§ **What to do**:
Quote the lines from the line with "volume-bar xyxy=(695,875,698,884)" to the line with "tick-candle xyxy=(861,115,866,119)" exactly, including both of those lines.

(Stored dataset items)
━━━━━━━━━━━━━━━━
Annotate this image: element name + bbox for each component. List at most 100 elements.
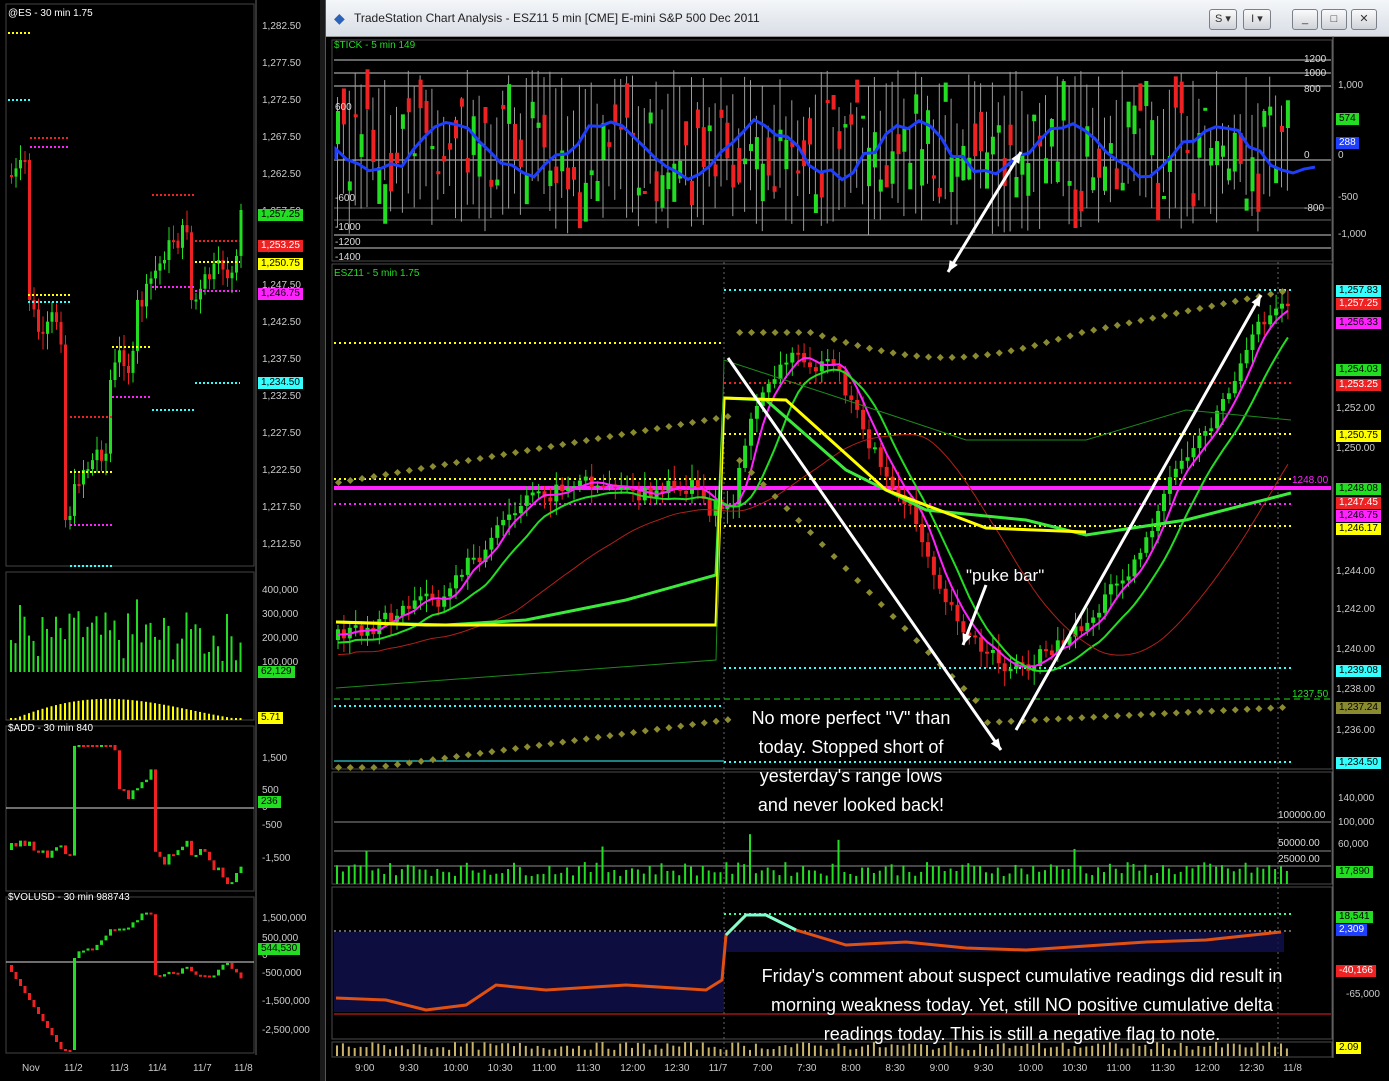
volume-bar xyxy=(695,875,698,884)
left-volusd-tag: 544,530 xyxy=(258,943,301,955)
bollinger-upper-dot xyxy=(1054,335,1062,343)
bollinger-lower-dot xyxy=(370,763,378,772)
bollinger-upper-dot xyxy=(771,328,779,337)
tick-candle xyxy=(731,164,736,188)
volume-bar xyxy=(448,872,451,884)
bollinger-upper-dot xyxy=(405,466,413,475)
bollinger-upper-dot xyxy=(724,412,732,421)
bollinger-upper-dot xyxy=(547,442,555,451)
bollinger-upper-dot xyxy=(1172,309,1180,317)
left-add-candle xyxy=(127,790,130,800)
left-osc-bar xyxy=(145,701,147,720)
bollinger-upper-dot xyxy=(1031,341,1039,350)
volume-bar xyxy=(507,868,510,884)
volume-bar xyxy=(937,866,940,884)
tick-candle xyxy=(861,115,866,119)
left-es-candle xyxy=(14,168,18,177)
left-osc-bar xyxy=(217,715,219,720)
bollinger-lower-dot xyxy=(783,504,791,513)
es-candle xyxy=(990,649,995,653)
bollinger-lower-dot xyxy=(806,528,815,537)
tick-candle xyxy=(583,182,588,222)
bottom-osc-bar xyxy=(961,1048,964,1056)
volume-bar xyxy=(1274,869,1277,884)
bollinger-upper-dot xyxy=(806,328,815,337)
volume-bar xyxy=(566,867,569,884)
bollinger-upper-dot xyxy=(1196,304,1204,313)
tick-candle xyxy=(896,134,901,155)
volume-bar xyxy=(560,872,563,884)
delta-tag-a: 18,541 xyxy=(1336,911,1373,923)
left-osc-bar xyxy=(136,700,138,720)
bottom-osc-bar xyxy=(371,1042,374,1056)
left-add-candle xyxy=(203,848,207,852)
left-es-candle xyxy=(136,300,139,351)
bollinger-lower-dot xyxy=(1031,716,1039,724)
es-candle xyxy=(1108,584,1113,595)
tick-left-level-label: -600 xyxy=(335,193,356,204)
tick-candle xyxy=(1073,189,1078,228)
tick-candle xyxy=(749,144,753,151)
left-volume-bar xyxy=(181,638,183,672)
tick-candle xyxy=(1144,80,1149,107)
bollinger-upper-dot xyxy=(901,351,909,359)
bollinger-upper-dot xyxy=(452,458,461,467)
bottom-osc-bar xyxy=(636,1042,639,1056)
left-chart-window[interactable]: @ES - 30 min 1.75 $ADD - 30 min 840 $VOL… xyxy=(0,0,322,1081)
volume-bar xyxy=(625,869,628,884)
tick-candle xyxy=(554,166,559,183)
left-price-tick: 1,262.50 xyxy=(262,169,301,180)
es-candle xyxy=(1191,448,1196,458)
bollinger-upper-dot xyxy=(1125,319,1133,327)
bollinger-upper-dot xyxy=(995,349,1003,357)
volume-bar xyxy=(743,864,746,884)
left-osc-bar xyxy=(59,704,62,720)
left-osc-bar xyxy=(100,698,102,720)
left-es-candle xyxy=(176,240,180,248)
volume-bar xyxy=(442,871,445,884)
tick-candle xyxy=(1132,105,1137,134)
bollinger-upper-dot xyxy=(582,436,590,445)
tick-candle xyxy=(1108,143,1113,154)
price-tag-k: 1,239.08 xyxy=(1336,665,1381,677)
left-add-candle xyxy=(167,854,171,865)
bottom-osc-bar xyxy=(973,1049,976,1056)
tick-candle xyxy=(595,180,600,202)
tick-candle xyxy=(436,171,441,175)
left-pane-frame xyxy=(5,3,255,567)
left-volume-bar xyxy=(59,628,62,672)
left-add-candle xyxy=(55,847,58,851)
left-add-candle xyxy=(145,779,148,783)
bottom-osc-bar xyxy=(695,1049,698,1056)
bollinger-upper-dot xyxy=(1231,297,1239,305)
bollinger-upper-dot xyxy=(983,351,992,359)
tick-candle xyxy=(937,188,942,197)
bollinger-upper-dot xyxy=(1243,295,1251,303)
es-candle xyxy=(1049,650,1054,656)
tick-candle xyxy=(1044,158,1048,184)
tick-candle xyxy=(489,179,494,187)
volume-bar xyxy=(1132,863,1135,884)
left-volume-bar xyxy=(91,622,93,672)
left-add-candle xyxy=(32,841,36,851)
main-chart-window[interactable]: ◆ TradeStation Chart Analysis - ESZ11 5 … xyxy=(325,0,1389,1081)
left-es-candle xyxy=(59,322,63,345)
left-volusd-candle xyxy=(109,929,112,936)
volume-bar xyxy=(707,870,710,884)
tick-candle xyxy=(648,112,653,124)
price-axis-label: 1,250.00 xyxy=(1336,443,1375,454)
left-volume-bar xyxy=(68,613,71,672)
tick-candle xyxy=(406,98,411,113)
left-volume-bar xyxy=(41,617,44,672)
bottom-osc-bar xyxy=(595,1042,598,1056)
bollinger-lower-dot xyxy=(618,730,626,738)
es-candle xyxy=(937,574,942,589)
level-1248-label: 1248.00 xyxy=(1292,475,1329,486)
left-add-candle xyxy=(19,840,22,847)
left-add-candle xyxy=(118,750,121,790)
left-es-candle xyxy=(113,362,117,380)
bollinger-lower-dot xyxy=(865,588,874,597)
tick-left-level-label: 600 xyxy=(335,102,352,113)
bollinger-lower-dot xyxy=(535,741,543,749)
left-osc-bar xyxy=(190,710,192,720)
━━━━━━━━━━━━━━━━
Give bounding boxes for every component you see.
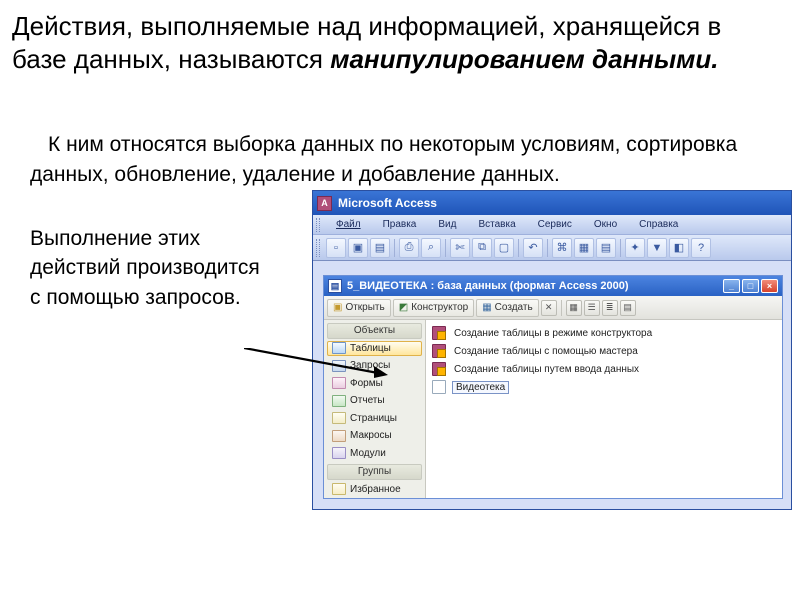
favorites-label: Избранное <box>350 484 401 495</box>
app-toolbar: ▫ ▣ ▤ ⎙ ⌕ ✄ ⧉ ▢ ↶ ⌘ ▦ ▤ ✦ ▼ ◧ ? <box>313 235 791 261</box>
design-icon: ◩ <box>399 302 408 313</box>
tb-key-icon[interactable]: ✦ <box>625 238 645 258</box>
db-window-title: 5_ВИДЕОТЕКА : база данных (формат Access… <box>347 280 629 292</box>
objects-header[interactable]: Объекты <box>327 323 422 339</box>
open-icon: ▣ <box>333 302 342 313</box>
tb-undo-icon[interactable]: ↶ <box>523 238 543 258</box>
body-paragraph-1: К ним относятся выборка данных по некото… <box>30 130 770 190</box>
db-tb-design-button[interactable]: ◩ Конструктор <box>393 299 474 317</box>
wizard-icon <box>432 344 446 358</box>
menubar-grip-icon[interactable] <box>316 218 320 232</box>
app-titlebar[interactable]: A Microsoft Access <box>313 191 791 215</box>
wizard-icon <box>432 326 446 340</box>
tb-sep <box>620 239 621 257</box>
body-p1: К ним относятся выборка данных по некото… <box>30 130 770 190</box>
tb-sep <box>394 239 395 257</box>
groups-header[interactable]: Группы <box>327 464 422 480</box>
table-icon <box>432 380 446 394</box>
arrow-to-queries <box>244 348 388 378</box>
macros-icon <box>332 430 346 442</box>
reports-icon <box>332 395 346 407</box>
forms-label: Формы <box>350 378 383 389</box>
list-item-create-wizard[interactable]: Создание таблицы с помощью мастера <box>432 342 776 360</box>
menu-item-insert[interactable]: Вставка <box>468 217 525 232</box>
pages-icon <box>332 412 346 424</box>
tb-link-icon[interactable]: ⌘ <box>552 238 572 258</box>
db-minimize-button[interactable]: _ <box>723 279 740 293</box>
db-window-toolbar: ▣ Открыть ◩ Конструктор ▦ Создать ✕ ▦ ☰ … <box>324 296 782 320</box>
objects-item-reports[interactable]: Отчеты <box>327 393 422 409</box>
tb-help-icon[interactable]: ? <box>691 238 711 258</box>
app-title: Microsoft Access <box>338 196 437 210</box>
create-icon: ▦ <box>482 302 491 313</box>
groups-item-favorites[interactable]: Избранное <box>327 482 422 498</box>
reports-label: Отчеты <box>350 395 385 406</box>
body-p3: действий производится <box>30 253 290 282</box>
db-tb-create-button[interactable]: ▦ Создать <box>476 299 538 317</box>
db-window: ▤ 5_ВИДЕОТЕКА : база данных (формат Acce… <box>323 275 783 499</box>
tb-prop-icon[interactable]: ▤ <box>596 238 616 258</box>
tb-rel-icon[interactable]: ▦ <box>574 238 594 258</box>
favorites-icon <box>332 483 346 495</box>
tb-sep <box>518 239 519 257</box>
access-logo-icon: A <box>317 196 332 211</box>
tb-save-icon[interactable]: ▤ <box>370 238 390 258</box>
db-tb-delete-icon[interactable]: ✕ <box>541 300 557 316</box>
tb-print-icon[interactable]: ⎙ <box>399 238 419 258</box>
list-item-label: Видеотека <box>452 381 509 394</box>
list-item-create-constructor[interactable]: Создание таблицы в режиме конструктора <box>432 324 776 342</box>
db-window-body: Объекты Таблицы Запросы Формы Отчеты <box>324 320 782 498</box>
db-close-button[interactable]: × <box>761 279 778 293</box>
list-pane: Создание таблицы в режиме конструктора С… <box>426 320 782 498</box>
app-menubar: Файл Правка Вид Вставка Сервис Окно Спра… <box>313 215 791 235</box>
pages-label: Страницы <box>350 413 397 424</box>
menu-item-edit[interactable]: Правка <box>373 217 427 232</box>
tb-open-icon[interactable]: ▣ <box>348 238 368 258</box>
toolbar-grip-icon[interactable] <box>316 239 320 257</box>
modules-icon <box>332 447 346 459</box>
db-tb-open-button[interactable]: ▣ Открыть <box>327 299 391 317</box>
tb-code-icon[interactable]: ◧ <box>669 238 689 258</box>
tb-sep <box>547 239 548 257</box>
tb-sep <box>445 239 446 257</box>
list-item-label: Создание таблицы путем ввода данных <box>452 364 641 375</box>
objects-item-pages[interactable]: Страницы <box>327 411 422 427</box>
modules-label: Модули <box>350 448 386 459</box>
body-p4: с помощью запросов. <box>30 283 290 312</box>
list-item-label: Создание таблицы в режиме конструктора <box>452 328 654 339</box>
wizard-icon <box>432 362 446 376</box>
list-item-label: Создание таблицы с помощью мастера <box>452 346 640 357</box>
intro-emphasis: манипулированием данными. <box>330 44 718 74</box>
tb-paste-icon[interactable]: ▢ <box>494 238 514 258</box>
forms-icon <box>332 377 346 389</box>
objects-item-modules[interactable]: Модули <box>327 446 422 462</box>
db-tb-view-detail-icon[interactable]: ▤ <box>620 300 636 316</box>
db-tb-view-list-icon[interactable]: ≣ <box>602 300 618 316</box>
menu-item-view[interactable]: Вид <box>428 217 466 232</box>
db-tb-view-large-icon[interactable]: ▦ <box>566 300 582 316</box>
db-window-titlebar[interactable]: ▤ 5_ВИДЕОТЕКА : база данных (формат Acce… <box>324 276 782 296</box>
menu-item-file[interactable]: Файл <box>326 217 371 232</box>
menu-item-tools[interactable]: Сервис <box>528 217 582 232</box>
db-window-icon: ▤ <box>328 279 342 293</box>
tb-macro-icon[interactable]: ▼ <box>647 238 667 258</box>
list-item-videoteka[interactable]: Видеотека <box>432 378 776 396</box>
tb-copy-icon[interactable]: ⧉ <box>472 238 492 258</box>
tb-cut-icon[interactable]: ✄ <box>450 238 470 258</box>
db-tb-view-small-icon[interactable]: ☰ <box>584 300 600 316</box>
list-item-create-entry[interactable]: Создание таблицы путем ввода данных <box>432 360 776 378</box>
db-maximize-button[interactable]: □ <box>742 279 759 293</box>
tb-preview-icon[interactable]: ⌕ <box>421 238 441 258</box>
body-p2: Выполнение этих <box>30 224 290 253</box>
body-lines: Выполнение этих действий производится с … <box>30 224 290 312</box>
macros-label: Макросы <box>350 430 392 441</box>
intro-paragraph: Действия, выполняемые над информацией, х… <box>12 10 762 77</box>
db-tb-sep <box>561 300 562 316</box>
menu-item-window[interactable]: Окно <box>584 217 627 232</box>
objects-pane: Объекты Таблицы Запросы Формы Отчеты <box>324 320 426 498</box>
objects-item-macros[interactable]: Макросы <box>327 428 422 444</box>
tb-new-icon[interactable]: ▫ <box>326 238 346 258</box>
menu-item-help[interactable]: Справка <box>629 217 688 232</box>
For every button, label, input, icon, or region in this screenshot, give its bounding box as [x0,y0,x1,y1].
━━━━━━━━━━━━━━━━
§ **Exercise result**:
volume-bar xyxy=(695,875,698,884)
left-volusd-tag: 544,530 xyxy=(258,943,301,955)
bollinger-upper-dot xyxy=(1054,335,1062,343)
bollinger-lower-dot xyxy=(370,763,378,772)
bollinger-upper-dot xyxy=(771,328,779,337)
tick-candle xyxy=(731,164,736,188)
volume-bar xyxy=(448,872,451,884)
bollinger-upper-dot xyxy=(405,466,413,475)
bollinger-upper-dot xyxy=(724,412,732,421)
bollinger-upper-dot xyxy=(547,442,555,451)
bollinger-upper-dot xyxy=(1172,309,1180,317)
left-add-candle xyxy=(127,790,130,800)
left-osc-bar xyxy=(145,701,147,720)
bollinger-upper-dot xyxy=(1031,341,1039,350)
volume-bar xyxy=(507,868,510,884)
volume-bar xyxy=(937,866,940,884)
tick-candle xyxy=(861,115,866,119)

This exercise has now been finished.